WRITTEN EXERCISE: Report each line of the data that has "JSON" somewhere in it.

RECORDS SUPPLIED:
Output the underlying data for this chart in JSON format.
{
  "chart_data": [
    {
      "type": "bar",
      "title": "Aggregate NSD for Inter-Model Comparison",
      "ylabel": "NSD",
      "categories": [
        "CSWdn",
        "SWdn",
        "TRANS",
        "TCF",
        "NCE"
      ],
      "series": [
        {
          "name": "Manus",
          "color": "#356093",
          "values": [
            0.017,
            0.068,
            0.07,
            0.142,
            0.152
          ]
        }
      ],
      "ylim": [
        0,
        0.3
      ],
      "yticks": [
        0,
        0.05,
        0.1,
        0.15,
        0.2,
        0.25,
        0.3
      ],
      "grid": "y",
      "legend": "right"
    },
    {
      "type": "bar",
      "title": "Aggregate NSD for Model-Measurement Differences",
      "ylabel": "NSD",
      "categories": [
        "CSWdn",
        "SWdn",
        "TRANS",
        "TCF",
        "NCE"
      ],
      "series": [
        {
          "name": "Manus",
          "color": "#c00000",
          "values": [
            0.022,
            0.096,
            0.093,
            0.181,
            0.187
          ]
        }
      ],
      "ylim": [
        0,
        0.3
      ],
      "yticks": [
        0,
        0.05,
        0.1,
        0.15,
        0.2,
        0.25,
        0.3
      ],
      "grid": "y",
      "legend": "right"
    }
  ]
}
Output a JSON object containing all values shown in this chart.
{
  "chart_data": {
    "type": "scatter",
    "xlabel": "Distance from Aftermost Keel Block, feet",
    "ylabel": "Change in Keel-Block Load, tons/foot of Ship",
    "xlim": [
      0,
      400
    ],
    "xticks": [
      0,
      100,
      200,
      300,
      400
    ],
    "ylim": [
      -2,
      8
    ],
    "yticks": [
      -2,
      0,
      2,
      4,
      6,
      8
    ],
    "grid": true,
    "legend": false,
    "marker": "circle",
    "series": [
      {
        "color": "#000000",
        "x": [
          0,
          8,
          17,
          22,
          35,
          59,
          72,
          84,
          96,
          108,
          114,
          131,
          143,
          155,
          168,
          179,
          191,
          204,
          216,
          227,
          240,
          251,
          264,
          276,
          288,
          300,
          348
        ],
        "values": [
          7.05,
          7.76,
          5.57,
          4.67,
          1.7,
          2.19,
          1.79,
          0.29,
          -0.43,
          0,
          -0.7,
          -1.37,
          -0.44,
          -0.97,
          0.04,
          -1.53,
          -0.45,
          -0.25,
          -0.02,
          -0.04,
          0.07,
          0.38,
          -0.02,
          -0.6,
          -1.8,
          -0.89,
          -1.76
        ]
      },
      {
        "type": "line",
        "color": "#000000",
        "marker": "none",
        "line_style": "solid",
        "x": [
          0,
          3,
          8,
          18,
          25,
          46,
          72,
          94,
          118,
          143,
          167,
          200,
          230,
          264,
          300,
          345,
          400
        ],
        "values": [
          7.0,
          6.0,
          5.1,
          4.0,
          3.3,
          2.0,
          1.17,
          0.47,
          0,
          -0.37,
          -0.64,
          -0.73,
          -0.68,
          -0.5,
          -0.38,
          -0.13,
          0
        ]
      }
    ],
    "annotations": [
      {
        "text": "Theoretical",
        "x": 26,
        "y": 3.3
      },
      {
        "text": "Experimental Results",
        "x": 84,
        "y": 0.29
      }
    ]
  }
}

RESPONSE TO THE TASK:
Output the underlying data for this chart in JSON format.
Output a JSON object containing all values shown in this chart.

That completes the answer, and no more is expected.